Extrait choisi:
-----

« Les islamistes nous ont convoqués, dimanche, à 17 heures, au canal de Kadhafi », témoigne un notable de Tombouctou joint lundi 17 septembre au téléphone par La Croix. « Je les ai vus arriver avec un jeune homme accusé d’avoir volé du riz à un parent d’un policier islamique. Ils l’ont attaché à une chaise et lui ont coupé la main avec un couteau. Le jeune homme s’est mis à hurler. Les islamistes criaient “Allah Akbar” (Dieu est grand). Nous étions estomaqués, abasourdis par cette exécution. Nous sommes tous rentrés chez nous, effarés et choqués. Depuis la chute de la ville, le 1er avril, c’est la première fois qu’à Tombouctou, les islamistes ont amputé un homme au nom de l’islam. »
« C’est le règne de l’arbitraire depuis la chute de la ville », ajoute un professeur, « les nouveaux maîtres de la ville ont toute autorité : nous n’avons aucun recours. Ils appliquent une justice religieuse stricte qui repose sur une lecture du Coran qui ne souffre aucune discussion. Nous avons peur de dire ce que nous pensons, d’être accusés à tout moment de vivre dans l’impureté, le crime. Ceux qui dominent la ville, les Touaregs islamistes d’Ansar Dine, appliquent une justice ethnique : ils favorisent les leurs et desservent les autres », affirme-t-il.
LA PLUPART DES HABITANTS SOUHAITERAIENT PARTIR
Les crimes contre l’islam, tout au moins ceux considérés comme tels, sont punis sur la place Sonkaré de Tombouctou. « Les “criminels” y sont “chicotés”, fouettés en public avec un fouet pour chameau. Les peines sont codifiées : 15 coups de fouet pour ceux qui ont été vus en train de fumer ou discutant avec des femmes ; 100 coups pour avoir bu de l’alcool. Je ne compte plus le nombre de personnes que j’ai vues être chicotées sur cette place. »
Selon lui, la population s’est résignée à vivre sous l’ordre des islamistes d’Ansar Dine : « On voit surtout des jeunes garçons, de 13-14 ans, armés de kalachnikov, qui patrouillent dans les rues, arrêtent les “criminels”. On baisse les yeux lorsqu’ils passent. C’est oppressant et violent. »
La plupart des habitants souhaiteraient partir de la ville mais ne le font pas, faute de moyens. « Il faut avoir un point de chute. Ce qui n’est pas évident. Depuis quelque temps, on assiste au retour de déplacés qui nous disent ne plus avoir les moyens de vivre à Bamako. Cela ne nous encourage pas à partir. »

-----

Consigne A: Résumez en deux phrases l'extrait sur Tombouctou, s'il vous plaît.
Consigne B: Prolongez le témoignage sur la vie à Tombouctou à partir de sa dernière phrase.

-----

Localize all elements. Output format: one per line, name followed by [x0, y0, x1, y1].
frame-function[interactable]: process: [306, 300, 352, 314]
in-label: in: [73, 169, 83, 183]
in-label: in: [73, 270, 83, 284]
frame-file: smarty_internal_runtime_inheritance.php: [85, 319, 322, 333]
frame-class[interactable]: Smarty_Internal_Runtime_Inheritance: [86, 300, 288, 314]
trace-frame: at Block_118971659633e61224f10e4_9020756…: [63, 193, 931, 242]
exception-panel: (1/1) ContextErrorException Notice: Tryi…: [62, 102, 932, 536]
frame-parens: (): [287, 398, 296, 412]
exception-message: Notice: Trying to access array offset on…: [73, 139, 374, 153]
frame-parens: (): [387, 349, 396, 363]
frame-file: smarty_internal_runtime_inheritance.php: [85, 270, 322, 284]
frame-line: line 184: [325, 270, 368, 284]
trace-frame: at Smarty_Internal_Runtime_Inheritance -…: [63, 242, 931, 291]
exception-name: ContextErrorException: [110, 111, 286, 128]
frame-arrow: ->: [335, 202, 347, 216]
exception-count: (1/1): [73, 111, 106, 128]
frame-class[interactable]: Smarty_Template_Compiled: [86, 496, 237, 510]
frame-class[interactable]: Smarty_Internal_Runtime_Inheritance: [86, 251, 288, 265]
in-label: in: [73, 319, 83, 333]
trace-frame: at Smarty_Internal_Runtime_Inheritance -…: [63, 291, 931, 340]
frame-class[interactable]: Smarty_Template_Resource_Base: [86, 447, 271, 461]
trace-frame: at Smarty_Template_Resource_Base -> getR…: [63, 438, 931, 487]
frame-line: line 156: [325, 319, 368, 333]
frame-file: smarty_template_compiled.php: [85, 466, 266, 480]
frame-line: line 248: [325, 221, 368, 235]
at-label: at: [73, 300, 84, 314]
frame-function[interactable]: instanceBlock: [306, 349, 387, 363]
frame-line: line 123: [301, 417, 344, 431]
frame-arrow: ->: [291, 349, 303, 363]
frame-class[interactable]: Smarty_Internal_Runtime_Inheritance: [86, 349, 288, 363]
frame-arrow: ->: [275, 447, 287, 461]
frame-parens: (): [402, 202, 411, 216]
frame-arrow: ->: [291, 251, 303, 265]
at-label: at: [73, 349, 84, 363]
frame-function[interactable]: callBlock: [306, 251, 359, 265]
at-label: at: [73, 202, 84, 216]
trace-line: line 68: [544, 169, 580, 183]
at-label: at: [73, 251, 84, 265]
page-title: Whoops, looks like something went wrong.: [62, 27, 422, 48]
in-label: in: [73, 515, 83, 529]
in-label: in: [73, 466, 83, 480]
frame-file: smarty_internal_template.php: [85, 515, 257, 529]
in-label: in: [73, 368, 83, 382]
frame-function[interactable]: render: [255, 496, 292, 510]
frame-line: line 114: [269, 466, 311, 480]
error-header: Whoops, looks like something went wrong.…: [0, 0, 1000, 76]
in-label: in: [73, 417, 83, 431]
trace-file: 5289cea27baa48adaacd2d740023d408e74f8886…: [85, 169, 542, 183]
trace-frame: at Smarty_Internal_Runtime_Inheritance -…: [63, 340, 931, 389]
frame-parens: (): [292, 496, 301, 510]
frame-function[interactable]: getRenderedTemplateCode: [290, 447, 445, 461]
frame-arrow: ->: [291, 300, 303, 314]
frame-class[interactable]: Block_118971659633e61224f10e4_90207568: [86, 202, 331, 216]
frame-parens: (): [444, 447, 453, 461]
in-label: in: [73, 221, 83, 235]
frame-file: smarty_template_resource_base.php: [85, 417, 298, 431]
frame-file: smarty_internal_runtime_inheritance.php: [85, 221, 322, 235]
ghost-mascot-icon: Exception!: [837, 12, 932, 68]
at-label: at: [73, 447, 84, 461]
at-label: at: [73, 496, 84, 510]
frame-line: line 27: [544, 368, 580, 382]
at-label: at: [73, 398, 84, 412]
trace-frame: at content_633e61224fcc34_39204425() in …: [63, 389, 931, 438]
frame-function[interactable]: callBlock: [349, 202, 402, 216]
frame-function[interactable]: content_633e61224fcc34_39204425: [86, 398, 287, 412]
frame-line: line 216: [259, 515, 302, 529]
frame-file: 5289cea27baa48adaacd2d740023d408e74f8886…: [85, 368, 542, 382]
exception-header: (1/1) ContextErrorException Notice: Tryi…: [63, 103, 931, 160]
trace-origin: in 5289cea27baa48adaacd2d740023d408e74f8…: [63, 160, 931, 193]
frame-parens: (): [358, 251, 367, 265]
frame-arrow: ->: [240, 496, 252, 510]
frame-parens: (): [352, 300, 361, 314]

-----

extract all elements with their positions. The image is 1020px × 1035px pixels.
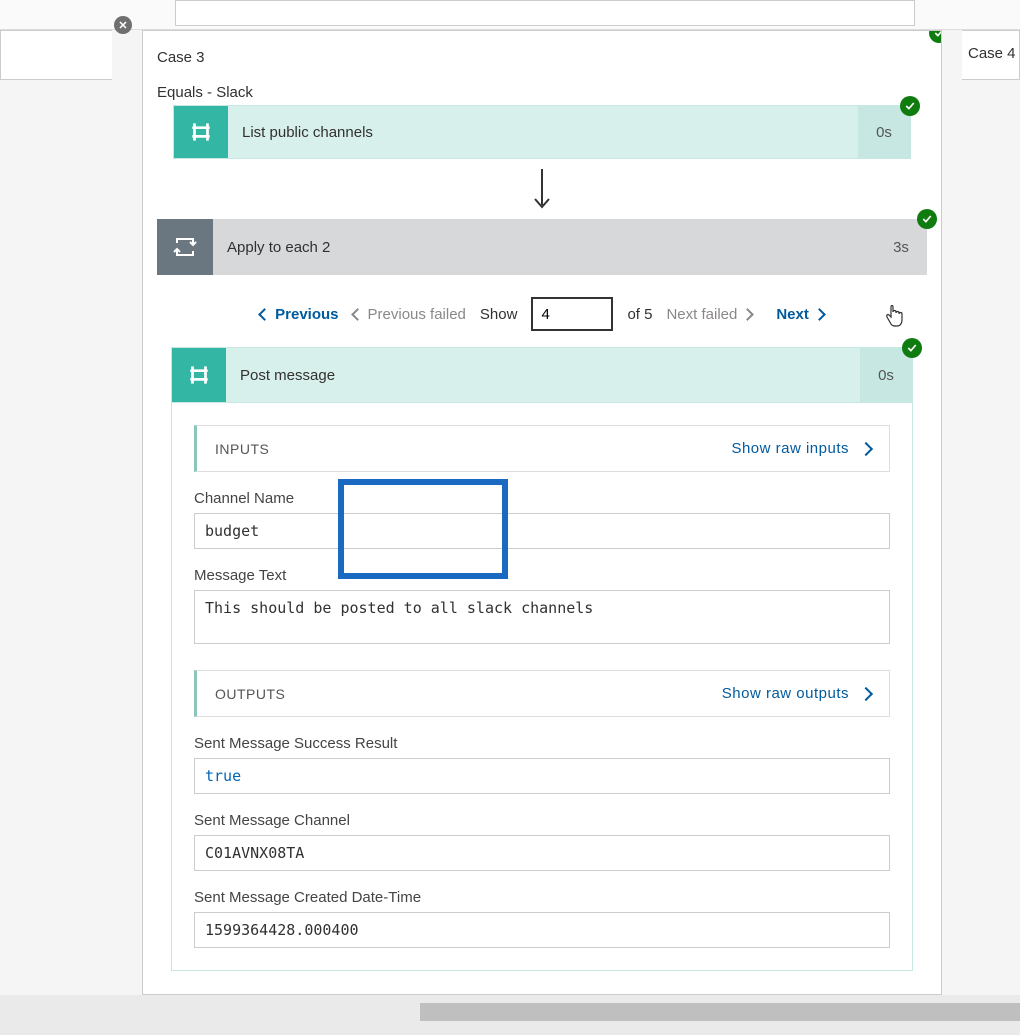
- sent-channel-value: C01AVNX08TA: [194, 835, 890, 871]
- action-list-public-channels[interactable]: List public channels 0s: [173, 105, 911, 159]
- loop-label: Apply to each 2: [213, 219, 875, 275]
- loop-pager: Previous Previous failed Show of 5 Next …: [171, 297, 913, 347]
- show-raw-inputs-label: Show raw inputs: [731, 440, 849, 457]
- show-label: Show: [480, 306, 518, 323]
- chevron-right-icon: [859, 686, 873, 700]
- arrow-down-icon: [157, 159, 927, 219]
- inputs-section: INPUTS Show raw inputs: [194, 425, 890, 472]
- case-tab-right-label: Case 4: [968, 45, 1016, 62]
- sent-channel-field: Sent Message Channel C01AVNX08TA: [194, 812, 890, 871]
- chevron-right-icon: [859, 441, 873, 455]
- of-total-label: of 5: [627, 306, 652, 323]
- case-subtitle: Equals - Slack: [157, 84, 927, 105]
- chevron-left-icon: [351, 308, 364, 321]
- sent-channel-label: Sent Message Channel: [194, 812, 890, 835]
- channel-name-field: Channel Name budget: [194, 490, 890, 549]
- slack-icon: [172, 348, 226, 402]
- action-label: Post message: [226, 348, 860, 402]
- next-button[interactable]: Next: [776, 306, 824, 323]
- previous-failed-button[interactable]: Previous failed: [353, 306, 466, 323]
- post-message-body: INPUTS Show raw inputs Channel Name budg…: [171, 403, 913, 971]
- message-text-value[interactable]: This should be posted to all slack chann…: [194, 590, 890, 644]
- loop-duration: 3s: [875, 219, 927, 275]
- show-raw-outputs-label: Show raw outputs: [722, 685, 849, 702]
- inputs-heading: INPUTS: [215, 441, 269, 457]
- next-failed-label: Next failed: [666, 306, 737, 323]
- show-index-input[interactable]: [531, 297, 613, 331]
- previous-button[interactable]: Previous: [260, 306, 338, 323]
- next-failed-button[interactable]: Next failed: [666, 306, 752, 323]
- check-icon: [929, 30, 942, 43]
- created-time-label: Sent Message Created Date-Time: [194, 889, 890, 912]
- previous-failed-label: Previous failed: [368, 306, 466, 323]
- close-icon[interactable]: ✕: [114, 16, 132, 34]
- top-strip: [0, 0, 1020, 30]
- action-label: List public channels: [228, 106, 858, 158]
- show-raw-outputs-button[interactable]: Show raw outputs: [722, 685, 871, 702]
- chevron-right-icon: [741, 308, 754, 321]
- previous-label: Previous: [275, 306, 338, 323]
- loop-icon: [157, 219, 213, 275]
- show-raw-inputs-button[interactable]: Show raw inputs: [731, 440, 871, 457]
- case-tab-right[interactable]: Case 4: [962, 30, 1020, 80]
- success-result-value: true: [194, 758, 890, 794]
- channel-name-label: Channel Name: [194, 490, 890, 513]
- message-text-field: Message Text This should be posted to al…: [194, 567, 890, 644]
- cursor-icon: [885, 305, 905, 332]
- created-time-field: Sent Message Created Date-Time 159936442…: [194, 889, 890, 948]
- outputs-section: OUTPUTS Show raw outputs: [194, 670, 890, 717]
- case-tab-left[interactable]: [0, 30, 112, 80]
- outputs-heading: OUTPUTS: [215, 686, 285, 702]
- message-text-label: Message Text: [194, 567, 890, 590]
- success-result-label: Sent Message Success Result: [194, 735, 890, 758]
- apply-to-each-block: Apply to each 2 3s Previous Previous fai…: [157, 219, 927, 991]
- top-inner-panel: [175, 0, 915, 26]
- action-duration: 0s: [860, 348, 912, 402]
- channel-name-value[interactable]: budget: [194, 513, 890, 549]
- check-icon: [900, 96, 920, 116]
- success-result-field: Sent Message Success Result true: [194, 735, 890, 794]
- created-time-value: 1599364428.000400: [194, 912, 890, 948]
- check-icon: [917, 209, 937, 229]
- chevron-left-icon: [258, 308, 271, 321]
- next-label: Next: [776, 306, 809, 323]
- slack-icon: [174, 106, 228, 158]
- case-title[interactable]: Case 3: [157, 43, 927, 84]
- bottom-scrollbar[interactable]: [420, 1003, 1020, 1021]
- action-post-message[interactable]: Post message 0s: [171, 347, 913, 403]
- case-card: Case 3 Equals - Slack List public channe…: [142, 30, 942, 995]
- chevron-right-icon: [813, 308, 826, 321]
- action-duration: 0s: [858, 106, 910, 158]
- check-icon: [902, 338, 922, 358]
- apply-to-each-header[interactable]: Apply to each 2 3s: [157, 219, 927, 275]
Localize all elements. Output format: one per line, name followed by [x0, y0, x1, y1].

-----

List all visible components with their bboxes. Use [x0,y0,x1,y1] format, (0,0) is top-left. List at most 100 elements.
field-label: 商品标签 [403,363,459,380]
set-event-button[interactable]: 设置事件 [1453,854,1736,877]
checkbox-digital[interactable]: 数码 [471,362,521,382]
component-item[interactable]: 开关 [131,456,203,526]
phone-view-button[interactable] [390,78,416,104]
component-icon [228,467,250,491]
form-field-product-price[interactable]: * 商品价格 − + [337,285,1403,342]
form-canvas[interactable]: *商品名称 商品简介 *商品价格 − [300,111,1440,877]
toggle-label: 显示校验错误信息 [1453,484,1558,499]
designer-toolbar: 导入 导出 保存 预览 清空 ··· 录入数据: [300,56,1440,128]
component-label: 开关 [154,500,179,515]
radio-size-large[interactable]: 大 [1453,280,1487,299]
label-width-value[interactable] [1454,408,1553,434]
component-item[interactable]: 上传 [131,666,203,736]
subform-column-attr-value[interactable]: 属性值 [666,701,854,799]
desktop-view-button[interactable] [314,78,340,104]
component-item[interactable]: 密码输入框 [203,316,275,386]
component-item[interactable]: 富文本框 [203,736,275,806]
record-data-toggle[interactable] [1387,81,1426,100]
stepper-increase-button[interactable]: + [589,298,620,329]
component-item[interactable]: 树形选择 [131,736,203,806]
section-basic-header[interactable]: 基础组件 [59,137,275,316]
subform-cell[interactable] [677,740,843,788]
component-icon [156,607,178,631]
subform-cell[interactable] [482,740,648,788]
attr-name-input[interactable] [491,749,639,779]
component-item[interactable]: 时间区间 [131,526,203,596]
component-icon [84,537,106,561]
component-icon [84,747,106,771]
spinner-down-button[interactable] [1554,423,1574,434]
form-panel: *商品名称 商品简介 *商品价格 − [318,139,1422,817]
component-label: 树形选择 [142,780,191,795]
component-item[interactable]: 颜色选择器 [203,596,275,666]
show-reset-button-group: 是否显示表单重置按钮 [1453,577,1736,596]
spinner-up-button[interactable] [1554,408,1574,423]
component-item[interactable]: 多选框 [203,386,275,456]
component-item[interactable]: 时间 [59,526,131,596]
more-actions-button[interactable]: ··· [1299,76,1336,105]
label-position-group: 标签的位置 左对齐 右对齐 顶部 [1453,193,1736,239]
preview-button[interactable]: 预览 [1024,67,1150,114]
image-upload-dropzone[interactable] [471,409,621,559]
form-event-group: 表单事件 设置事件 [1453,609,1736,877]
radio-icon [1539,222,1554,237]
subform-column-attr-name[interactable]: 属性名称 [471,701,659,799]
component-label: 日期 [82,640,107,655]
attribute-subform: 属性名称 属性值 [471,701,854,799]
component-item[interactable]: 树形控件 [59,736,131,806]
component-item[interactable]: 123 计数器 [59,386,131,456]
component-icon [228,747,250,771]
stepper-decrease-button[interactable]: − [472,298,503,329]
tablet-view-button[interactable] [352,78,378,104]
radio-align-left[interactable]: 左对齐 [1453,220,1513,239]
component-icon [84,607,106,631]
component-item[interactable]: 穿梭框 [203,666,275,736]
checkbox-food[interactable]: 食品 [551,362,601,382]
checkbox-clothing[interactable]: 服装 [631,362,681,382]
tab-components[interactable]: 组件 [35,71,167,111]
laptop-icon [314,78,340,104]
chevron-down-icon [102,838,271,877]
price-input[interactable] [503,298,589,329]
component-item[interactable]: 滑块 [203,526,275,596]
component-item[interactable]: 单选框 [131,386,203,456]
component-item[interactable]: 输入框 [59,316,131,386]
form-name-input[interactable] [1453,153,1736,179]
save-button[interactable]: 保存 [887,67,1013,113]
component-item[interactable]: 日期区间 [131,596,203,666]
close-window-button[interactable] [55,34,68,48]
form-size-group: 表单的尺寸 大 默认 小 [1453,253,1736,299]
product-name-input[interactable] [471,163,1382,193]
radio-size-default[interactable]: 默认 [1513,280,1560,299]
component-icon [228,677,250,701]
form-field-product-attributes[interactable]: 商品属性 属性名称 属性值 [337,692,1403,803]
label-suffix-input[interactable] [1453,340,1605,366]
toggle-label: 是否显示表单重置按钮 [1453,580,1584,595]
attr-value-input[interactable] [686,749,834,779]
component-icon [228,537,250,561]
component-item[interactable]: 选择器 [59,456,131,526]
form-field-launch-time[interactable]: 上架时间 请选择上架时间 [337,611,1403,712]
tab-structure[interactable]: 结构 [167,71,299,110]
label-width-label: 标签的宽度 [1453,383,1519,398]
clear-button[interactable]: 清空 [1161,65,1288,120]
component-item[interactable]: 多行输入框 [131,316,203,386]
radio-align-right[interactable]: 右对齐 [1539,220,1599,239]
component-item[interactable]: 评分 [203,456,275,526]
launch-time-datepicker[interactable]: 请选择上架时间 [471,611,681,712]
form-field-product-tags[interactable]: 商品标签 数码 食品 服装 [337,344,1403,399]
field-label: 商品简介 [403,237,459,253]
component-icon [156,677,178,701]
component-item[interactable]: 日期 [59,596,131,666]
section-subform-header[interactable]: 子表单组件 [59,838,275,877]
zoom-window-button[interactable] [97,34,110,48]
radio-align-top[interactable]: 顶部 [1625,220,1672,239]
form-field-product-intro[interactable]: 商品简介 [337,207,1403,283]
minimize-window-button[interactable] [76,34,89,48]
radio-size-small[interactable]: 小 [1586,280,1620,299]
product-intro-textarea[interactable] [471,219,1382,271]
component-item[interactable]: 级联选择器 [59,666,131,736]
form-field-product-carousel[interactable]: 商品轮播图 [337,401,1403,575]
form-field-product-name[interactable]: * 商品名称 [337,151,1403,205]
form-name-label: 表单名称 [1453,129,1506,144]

-----

Réponse finale A: À Tombouctou, tombée le 1er avril, un notable raconte que les islamistes ont coupé la main d'un jeune homme accusé d'avoir volé du riz, une première dans la ville, tandis qu'un professeur dénonce une justice religieuse stricte, arbitraire et ethnique imposée par les Touaregs d'Ansar Dine. Résignés face aux coups de fouet publics sur la place Sonkaré et aux patrouilles de jeunes garçons armés, la plupart des habitants voudraient partir mais n'en ont pas les moyens.

Réponse finale B:
À Gao, ville dominée par le Mouvement pour l’unicité et le djihad en Afrique de l’Ouest (Mujao) depuis le 27 juin – date à laquelle il a chassé les indépendantistes du MNLA –, la population vit aussi dans la peur et la soumission. « C’est le plus terrible, pour nous : être privés des libertés fondamentales. Nous sommes contraints de vivre selon les préceptes du Mujao, explique un notable de la ville. On n’écoute plus de musique, on ne s’amuse plus, nos femmes sont enfermées chez nous. La nuit, Gao ressemble à un cimetière. Ici, on ampute les voleurs sur la place de l’Indépendance comme la semaine dernière, où ils ont coupé la main et le pied à un coupeur de route. Une femme qui ne porte pas le voile est condamnée à subir 10 coups de fouet en public, un homme qui boit de l’alcool s’expose à recevoir 40 coups de fouet, et ceux qui ont des relations sexuelles sans être mariés sont punis de 100 coups de fouet. » Le Mujao gagne-t-il des esprits ? « Ceux qui rejoignent leurs rangs le font généralement pour l’argent. Les nouvelles recrues sont privilégiées par le Mujao. On ne les rejoint pas par conviction mais par intérêt. »
POUR LES CHRÉTIENS, « LA VIE SOUS LES ISLAMISTES EST ENCORE PLUS IMPOSSIBLE »
La vie quotidienne de ceux qui ont fui le nord, celle des déplacés, se complique aussi de jour en jour. Ainsi, le pasteur Mohamed Ali de Tombouctou, accueilli avec nombre de ses paroissiens dans un centre protestant en avril à Bamako, vient de trouver un logement pour soulager ceux qui l’ont accueilli. « Je n’ai pas de travail. À Tombouctou, je faisais des photos. À Bamako cela ne marche pas. Je ne peux pas vivre uniquement en comptant sur la solidarité des familles qui elles-mêmes ont du mal à survivre dans la capitale. Je me suis débrouillé pour trouver un logement. Mais je vais devoir bientôt verser un loyer à son propriétaire. Si vous avez une solution, dites-le moi », confie-t-il.
Et si des déplacés finissent par regagner le nord, lui ne peut pas le faire pour des raisons religieuses. « Ceux qui rentrent sont musulmans, moi je suis chrétien : et pour nous, la vie sous les islamistes est encore plus impossible que pour les musulmans normaux », pense-t-il.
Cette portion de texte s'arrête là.